▶ [Source document]

####

Artificial intelligence scientist Stuart Russell was in Geneva this week to attend the annual global summit AI for Good. SWI swissinfo.ch caught up with him to discuss the challenges the technology poses and how to better regulate it.

Russell, a British AI expert and author, has a busy schedule. He meets us in a Geneva hotel early in the morning, having already done an interview with another journalist. He was speaking at several events of the UN’s two-day AI for Good Summit, which wrapped up on July 7.

Russell has been coming to Geneva almost every year since 2017 to attend the summit, which aims to bring together artificial intelligence and robotics innovators, as well as leaders in the humanitarian field, to advance AI as a driver of sustainable development.

Despite the slightly provocative tagline at a time when AI is increasingly criticised, he strongly believes that the technology should focus on what good it can do for humanity. He recalls how annoyed he felt when a previous AI conference in which he took part focused mostly on how to monetise advertising via search engines and social media.

For him part of the solution is not to focus on how AI will replace humans, but on what needs technology can fill that humans cannot.

####

▶ [Information provided]
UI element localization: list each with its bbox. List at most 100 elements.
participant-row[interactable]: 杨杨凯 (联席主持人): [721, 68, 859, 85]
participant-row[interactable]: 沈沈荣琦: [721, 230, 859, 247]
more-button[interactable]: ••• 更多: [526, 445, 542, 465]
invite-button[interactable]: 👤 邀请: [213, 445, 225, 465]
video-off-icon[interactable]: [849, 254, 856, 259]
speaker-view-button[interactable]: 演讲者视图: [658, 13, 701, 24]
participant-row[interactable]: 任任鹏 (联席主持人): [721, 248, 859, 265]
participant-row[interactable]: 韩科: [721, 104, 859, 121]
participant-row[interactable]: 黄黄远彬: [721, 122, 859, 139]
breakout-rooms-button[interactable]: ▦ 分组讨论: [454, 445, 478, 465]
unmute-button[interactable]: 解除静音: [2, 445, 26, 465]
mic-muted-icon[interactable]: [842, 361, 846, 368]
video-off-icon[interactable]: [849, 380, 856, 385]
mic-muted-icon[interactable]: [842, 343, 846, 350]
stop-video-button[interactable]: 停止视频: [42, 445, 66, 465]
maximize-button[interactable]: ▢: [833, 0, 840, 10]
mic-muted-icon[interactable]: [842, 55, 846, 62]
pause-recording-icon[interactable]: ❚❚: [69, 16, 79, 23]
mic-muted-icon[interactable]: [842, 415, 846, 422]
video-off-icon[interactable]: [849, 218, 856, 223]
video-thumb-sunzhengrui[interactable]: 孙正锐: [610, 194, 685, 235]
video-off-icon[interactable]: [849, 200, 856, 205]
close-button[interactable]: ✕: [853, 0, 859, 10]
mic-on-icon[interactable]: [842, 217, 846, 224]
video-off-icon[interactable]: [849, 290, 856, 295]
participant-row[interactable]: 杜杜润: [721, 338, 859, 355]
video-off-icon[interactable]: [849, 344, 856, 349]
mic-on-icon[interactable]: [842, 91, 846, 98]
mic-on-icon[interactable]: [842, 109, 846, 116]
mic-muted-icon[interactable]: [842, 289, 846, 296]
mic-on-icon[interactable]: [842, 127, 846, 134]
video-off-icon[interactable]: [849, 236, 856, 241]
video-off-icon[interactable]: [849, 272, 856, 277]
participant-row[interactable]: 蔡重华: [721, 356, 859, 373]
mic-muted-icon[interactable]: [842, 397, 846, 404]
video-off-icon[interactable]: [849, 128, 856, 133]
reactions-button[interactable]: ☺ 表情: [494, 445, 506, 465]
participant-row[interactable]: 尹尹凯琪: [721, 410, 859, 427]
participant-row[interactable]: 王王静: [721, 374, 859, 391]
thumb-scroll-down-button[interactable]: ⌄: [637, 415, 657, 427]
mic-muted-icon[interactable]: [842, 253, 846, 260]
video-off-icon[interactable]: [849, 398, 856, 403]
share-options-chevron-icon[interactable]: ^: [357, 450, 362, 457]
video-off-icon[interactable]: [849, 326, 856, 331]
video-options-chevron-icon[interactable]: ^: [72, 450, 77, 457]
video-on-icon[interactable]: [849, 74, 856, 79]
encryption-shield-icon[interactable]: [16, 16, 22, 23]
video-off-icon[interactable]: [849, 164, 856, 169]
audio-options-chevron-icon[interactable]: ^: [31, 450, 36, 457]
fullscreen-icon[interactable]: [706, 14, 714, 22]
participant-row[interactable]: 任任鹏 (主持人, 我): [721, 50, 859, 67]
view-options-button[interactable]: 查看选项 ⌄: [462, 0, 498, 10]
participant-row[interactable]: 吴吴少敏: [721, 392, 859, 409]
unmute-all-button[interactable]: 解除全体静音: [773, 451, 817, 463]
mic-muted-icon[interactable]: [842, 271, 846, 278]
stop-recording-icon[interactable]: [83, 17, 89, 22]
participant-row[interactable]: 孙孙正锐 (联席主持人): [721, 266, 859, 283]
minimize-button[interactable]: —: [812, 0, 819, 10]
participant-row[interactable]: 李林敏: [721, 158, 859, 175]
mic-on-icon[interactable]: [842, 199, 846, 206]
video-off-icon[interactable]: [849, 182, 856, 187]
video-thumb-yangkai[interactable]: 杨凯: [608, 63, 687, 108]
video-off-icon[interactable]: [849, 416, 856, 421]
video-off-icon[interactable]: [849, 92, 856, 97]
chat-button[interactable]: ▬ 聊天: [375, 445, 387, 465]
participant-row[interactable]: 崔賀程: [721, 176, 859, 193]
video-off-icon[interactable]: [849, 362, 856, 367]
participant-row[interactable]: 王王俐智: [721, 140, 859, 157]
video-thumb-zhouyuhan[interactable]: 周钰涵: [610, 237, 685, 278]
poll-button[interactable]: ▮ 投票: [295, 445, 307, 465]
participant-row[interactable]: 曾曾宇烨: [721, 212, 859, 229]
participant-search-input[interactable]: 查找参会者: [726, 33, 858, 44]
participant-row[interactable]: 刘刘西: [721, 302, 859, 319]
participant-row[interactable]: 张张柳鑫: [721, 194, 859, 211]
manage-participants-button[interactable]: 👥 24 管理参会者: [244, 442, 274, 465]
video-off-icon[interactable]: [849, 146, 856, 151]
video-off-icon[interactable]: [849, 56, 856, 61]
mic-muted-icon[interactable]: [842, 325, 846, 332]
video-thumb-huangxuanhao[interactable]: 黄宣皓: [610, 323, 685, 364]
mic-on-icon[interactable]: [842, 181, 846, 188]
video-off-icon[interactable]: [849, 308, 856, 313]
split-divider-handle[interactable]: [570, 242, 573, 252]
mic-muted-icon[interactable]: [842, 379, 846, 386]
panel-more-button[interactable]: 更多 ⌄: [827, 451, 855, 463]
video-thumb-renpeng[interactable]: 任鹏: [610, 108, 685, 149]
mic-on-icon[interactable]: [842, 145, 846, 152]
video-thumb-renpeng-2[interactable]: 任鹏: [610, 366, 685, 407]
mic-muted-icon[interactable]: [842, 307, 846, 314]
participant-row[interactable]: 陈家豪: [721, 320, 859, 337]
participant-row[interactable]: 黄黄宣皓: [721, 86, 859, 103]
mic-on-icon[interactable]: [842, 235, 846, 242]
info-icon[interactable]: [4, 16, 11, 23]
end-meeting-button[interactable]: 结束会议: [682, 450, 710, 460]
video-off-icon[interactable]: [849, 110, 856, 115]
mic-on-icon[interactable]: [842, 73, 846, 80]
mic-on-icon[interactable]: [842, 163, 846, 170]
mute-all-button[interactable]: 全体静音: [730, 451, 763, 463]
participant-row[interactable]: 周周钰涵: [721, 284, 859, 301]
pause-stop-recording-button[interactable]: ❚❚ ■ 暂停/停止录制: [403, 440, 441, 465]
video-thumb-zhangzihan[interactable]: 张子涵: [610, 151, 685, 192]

####

▶ [What you will do]
In the article about Stuart Russell, on what date did the UN's AI for Good Summit wrap up?

▶ [Task answer]
July 7